● Input rows
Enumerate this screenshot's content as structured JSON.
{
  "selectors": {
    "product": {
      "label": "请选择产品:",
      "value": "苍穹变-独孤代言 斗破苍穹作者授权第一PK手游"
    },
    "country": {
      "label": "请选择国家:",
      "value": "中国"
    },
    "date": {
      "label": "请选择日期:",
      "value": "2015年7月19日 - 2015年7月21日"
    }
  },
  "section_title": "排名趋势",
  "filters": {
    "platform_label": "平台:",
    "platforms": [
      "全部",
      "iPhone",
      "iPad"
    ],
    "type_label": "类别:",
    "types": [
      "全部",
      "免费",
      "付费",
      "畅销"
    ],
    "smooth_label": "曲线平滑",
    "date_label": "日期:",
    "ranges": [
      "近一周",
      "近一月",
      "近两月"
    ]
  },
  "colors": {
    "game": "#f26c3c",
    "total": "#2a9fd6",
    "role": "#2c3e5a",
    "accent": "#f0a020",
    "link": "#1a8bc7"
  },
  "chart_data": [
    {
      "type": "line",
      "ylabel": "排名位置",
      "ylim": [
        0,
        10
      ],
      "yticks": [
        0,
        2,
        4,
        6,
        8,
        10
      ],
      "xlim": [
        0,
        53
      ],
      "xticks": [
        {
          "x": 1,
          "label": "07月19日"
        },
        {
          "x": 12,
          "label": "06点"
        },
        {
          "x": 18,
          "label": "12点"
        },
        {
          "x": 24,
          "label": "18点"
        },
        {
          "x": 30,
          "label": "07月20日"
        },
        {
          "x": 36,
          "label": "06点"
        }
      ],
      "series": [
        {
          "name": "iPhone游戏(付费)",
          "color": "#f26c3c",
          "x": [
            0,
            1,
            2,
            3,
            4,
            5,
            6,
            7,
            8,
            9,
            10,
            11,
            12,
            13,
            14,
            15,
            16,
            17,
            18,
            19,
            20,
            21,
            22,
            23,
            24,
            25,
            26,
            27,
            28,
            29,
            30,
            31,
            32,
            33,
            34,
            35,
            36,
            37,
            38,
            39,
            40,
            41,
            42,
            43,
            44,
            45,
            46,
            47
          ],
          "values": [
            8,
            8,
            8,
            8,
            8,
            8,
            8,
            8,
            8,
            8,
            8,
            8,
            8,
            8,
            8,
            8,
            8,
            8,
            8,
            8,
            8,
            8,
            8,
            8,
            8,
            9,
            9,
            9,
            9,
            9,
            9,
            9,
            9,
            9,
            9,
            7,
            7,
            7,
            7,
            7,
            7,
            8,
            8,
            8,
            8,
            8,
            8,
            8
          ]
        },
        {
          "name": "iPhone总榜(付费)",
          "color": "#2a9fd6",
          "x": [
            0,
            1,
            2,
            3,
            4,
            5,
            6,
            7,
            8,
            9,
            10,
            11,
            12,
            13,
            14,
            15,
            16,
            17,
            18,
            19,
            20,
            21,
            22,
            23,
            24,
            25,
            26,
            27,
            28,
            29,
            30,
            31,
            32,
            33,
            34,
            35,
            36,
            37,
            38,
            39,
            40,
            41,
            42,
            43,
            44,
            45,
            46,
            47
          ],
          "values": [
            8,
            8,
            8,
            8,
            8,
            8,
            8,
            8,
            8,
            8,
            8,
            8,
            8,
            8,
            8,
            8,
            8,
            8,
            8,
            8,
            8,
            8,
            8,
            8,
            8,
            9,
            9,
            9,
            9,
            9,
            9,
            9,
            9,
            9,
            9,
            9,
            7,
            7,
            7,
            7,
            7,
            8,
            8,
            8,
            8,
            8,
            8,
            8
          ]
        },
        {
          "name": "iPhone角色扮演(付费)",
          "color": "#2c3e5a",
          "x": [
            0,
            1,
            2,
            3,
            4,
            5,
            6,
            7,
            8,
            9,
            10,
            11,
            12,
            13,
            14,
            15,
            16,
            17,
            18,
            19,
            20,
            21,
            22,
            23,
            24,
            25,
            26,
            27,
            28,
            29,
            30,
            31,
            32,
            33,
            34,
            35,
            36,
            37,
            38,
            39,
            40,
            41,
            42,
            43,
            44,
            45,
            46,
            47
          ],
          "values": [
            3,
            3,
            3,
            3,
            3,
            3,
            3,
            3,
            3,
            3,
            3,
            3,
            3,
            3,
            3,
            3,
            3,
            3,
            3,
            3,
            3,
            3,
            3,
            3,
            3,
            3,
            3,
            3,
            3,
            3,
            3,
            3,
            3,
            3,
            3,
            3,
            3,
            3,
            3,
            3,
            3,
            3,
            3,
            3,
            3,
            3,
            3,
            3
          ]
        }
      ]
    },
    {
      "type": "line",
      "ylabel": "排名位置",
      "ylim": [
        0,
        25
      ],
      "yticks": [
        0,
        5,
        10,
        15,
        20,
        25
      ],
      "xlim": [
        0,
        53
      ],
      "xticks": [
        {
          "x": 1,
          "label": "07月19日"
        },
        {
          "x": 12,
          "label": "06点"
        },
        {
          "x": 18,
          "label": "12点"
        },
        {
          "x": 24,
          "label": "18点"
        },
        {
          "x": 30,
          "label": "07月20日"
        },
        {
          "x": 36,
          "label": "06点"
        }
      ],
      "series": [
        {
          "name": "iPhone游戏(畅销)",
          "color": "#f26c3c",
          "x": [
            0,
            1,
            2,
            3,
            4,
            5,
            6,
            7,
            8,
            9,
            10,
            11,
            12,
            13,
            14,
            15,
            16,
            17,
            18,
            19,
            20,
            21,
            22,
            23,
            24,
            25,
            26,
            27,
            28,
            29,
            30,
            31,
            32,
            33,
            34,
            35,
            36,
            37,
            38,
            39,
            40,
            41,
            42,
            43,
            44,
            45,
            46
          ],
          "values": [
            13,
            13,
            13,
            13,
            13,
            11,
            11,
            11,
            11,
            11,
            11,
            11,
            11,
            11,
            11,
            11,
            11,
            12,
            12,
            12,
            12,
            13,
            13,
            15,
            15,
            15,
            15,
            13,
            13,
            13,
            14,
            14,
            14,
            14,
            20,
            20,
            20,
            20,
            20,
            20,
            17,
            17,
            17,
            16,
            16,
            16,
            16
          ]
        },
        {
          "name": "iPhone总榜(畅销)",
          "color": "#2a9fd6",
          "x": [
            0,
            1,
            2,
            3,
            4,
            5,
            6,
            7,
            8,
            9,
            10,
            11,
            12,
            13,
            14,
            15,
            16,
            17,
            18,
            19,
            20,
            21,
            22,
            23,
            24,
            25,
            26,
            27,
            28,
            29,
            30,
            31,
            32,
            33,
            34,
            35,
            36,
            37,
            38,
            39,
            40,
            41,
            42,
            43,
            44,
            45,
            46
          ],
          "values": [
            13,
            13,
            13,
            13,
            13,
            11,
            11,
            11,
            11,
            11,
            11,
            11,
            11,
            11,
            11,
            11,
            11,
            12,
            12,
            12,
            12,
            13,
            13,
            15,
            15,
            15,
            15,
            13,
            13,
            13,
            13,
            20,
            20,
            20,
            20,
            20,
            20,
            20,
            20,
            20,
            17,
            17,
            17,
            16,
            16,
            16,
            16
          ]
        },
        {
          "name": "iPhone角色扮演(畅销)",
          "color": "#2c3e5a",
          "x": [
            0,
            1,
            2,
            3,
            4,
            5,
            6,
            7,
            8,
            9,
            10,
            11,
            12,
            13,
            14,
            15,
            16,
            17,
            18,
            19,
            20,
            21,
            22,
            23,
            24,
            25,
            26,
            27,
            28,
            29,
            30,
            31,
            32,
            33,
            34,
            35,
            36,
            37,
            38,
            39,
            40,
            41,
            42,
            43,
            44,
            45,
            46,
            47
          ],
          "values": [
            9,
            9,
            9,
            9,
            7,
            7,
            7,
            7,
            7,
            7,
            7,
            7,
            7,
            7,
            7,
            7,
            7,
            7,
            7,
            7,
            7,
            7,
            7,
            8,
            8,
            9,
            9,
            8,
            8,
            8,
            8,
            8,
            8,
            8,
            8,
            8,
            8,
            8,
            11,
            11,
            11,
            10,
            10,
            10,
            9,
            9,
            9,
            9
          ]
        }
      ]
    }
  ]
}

...

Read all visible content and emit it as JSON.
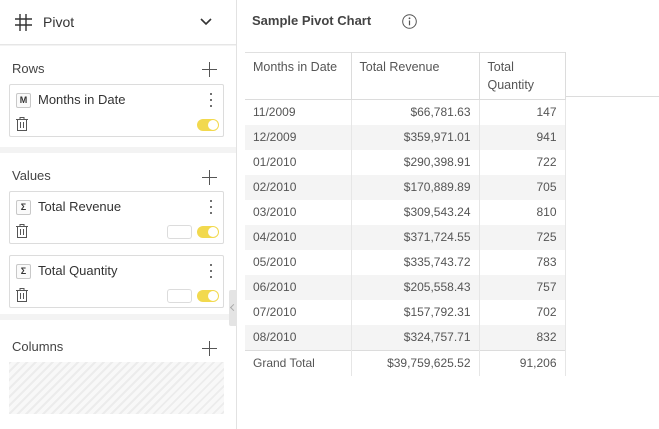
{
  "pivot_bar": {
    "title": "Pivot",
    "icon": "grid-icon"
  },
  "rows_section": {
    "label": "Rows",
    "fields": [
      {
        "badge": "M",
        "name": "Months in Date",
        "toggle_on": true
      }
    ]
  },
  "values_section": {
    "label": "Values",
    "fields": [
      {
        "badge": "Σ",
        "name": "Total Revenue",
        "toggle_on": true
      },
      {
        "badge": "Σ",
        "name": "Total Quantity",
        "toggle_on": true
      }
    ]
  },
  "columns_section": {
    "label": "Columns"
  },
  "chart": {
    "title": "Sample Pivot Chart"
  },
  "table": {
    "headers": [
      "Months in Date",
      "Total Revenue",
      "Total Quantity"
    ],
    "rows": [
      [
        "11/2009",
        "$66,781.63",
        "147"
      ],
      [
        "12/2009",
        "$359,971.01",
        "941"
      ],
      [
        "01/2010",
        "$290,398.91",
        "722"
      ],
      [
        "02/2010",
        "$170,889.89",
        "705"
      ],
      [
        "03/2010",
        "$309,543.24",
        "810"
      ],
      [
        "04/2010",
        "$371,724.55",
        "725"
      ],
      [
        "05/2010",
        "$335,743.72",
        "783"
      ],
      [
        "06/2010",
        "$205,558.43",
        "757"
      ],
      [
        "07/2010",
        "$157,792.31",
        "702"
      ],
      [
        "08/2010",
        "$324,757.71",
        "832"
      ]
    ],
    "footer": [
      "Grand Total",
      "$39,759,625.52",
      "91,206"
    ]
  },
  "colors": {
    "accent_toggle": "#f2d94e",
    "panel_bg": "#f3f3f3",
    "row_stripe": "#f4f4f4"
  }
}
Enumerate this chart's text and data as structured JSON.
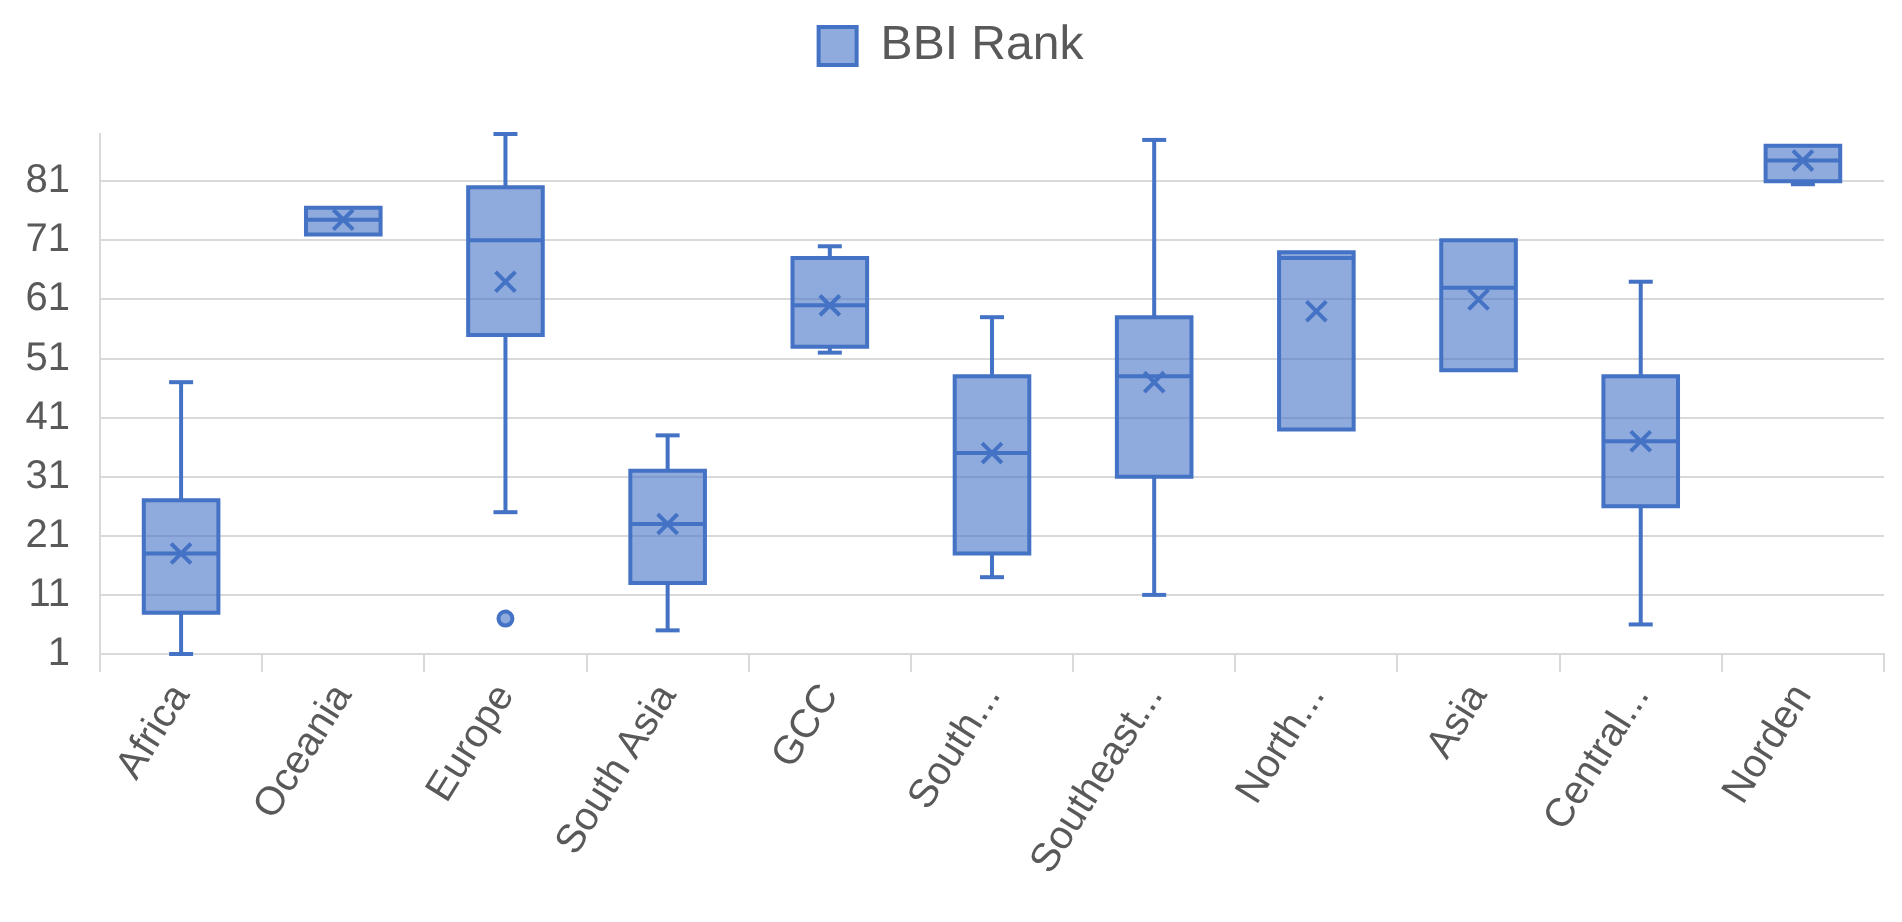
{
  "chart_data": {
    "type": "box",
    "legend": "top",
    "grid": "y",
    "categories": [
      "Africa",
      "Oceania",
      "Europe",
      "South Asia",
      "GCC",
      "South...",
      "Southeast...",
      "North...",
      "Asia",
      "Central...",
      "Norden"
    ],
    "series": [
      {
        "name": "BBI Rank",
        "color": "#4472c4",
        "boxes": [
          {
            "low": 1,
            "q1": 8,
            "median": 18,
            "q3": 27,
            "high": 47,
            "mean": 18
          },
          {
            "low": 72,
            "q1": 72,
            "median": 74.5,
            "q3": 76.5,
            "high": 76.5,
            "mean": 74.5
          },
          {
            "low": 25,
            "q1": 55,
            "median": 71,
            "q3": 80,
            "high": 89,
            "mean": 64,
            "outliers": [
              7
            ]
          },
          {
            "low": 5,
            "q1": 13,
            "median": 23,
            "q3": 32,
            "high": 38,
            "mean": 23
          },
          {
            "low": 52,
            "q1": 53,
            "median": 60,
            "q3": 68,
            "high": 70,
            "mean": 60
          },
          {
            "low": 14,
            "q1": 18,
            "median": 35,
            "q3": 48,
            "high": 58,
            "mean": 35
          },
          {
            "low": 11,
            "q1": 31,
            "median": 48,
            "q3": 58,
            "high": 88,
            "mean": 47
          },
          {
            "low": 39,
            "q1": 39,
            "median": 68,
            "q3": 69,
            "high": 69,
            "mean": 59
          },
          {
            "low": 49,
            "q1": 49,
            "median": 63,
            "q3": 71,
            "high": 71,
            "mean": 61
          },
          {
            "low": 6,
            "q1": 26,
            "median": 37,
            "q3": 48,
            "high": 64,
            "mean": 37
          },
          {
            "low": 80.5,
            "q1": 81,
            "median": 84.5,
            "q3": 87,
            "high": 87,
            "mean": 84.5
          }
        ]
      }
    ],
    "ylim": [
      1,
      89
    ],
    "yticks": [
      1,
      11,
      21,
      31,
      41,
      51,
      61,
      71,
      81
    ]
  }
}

...

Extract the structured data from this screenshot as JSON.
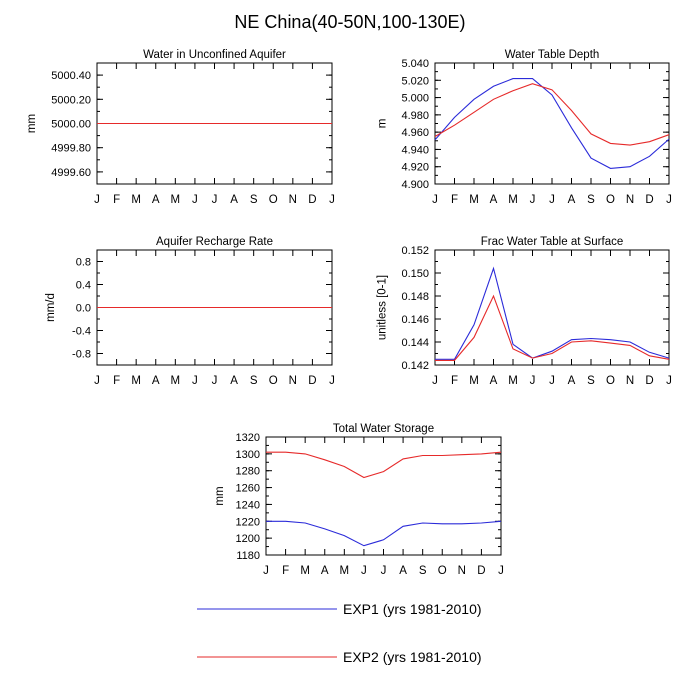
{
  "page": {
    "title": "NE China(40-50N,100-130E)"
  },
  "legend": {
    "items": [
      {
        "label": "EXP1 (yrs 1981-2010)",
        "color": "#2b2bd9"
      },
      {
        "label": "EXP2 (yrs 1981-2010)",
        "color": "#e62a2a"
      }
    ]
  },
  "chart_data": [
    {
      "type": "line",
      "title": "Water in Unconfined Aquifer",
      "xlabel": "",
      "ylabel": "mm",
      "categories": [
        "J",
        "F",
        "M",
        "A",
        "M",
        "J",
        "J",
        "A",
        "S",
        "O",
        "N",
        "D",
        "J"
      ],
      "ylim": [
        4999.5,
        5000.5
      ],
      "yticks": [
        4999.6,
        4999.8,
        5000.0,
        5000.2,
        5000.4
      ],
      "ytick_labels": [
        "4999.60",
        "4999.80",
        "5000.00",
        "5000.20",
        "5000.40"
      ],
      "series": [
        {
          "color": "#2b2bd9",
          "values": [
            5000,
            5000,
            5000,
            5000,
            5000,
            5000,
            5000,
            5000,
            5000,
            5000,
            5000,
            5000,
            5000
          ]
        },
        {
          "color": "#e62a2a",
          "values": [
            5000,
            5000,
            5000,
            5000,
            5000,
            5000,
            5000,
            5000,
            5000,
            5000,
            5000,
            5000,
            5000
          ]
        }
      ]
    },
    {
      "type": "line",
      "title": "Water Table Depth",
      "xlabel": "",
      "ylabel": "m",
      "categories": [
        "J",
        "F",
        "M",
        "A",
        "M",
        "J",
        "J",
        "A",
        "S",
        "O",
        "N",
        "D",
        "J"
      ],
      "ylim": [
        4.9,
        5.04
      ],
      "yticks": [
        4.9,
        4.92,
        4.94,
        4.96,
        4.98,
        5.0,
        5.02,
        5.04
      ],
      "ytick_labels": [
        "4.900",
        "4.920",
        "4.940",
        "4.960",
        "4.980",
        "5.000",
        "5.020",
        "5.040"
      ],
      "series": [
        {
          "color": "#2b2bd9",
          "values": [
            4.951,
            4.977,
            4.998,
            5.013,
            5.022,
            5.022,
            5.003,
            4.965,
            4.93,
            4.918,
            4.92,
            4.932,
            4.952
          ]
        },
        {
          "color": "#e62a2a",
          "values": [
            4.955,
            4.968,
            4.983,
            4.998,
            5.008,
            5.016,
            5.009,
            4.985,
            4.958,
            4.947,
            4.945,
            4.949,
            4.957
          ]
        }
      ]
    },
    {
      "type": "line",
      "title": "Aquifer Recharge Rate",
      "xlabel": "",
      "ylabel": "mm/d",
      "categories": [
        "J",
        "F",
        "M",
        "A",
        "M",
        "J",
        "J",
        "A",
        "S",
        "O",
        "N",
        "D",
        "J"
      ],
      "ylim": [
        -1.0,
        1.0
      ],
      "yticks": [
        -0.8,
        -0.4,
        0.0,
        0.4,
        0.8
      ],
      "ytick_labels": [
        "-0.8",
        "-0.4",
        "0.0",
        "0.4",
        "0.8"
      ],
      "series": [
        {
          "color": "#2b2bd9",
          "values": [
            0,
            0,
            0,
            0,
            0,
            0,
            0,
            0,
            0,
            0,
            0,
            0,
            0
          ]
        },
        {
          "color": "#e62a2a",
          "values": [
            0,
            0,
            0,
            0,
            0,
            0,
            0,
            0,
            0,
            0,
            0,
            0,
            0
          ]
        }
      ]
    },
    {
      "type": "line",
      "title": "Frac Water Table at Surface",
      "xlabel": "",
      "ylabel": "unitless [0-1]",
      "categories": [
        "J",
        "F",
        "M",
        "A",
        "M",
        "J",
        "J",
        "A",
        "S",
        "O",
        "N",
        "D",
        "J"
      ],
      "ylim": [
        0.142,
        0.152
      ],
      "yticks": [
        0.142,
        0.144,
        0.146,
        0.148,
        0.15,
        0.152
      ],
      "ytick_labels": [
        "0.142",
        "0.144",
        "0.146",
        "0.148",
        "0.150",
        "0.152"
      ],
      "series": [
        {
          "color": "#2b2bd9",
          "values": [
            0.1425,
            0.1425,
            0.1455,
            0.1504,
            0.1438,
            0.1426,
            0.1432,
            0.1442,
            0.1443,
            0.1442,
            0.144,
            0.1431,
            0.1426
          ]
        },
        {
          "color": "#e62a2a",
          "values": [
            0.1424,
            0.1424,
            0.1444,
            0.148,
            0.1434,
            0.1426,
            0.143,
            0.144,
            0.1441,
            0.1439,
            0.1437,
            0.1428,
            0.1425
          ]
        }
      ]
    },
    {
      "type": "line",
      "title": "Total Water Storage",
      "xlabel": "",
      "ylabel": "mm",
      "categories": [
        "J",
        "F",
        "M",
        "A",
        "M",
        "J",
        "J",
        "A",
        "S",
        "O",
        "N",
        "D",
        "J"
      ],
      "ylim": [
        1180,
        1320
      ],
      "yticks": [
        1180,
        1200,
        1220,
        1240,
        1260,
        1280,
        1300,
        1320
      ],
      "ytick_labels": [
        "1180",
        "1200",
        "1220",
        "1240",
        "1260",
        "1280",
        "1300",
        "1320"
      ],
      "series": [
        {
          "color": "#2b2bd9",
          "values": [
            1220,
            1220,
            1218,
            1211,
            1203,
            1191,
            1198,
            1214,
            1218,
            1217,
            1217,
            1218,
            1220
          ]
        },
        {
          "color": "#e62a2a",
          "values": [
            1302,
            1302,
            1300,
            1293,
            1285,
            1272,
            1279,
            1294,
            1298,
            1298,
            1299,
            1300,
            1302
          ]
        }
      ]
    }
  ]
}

● Stated exercise
All lines that include "median" are to be gathered and copied.

● Output of the task
            "median": 18,
            "median": 74.5,
            "median": 71,
            "median": 23,
            "median": 60,
            "median": 35,
            "median": 48,
            "median": 68,
            "median": 63,
            "median": 37,
            "median": 84.5,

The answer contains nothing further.